(Data entries)
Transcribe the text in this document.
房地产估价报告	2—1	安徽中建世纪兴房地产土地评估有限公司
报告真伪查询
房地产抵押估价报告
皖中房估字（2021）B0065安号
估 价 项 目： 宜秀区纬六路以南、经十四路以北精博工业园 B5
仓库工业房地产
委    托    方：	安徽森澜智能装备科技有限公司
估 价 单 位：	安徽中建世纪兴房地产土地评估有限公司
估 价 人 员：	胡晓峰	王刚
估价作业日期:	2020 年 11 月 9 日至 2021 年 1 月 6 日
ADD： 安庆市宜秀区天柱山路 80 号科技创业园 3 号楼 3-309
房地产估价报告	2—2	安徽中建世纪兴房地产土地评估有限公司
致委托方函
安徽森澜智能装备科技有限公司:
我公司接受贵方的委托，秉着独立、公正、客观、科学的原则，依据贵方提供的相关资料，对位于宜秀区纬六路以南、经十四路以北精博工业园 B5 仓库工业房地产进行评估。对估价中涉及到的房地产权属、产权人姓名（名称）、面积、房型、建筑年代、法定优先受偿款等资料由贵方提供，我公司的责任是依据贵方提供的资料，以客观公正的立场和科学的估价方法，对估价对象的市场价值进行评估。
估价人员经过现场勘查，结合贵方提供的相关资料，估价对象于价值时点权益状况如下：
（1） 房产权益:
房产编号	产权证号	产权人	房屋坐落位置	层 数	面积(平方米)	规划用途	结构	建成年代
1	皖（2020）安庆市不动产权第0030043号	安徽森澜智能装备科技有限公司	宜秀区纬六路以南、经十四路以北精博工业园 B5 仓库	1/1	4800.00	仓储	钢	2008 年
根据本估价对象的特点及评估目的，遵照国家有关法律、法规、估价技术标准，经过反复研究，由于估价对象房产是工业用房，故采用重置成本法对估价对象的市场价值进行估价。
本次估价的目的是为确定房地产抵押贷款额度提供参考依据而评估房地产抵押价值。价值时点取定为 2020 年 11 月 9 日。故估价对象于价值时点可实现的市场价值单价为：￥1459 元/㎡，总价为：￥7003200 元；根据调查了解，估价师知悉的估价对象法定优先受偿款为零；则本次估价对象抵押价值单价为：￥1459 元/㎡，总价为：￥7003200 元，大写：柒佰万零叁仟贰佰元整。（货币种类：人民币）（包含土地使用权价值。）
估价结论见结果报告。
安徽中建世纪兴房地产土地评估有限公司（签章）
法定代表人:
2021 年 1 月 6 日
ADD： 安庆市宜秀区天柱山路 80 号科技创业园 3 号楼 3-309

The request:
Copy every line from the records above that contains the word "安徽森澜智能装备科技有限公司".

Result for this task:
委    托    方：	安徽森澜智能装备科技有限公司
安徽森澜智能装备科技有限公司:
1	皖（2020）安庆市不动产权第0030043号	安徽森澜智能装备科技有限公司	宜秀区纬六路以南、经十四路以北精博工业园 B5 仓库	1/1	4800.00	仓储	钢	2008 年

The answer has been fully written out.